* TASK TO CARRY OUT *
Please report every line from the material that contains the word "width".

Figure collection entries
┌──

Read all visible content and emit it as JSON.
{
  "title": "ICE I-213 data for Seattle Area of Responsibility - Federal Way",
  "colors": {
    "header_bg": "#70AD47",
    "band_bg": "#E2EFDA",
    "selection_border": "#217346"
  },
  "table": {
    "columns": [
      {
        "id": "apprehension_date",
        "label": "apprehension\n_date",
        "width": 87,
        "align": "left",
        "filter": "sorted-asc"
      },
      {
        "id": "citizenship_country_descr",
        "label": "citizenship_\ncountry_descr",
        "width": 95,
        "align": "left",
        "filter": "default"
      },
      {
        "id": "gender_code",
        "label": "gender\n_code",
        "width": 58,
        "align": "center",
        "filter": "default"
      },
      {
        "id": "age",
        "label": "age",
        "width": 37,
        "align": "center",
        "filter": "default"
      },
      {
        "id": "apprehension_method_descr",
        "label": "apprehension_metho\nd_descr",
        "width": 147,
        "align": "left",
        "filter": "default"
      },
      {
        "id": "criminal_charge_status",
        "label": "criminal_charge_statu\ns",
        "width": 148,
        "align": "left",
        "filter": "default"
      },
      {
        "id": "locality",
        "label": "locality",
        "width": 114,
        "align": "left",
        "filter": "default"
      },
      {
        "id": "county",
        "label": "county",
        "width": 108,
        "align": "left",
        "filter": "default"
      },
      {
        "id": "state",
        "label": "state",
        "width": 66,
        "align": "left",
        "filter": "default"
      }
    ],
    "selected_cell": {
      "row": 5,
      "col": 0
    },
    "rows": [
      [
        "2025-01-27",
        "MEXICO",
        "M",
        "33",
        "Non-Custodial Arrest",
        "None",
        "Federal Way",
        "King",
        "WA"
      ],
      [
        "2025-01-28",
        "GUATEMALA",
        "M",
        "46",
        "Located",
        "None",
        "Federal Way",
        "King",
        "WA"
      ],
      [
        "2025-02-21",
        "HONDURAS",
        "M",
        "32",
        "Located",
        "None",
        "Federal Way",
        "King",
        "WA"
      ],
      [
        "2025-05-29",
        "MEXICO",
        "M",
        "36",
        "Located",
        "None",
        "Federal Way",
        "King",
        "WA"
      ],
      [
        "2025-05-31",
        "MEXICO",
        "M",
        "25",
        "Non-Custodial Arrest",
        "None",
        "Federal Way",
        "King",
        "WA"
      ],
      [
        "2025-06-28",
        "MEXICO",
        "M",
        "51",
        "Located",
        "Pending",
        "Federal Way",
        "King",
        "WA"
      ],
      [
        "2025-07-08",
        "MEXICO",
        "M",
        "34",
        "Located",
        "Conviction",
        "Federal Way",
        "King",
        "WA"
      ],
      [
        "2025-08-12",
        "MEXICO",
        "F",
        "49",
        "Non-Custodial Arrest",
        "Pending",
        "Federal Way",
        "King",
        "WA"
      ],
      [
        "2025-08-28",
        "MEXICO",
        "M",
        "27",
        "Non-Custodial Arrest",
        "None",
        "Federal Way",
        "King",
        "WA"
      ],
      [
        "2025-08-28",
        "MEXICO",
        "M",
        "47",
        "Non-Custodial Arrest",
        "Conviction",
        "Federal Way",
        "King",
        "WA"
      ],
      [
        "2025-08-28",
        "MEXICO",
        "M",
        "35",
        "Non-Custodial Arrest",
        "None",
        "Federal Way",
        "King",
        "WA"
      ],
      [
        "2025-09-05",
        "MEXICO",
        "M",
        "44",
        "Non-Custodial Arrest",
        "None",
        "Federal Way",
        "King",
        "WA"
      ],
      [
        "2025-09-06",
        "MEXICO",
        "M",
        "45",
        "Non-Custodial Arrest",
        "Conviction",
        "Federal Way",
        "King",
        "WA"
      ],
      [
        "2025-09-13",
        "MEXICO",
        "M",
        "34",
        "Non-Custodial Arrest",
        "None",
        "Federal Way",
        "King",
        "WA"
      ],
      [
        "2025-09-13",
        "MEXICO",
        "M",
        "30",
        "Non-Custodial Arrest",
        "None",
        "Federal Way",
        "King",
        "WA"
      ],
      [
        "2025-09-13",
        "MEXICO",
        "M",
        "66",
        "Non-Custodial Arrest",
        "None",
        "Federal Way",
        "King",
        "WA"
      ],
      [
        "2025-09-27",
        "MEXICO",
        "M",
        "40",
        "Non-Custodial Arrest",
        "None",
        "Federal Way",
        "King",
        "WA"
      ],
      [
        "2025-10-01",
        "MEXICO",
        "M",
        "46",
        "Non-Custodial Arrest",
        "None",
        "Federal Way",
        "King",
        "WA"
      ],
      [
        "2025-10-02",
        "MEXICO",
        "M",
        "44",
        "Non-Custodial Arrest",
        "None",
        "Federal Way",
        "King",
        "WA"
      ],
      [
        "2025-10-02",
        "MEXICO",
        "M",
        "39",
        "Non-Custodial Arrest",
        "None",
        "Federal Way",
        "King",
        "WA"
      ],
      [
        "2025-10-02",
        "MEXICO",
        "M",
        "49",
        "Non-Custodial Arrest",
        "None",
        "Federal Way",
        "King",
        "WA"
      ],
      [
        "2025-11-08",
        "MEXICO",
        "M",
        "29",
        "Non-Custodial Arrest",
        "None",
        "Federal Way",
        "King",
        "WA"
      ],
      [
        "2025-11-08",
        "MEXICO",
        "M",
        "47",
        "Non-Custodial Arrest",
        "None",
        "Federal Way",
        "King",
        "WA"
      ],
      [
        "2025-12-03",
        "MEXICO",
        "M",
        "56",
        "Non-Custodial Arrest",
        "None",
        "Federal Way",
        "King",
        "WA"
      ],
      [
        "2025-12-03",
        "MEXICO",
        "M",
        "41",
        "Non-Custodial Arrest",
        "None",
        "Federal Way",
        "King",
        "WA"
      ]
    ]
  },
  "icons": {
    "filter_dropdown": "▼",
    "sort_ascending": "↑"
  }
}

└──

* THE SOLUTION *
        "width": 87,
        "width": 95,
        "width": 58,
        "width": 37,
        "width": 147,
        "width": 148,
        "width": 114,
        "width": 108,
        "width": 66,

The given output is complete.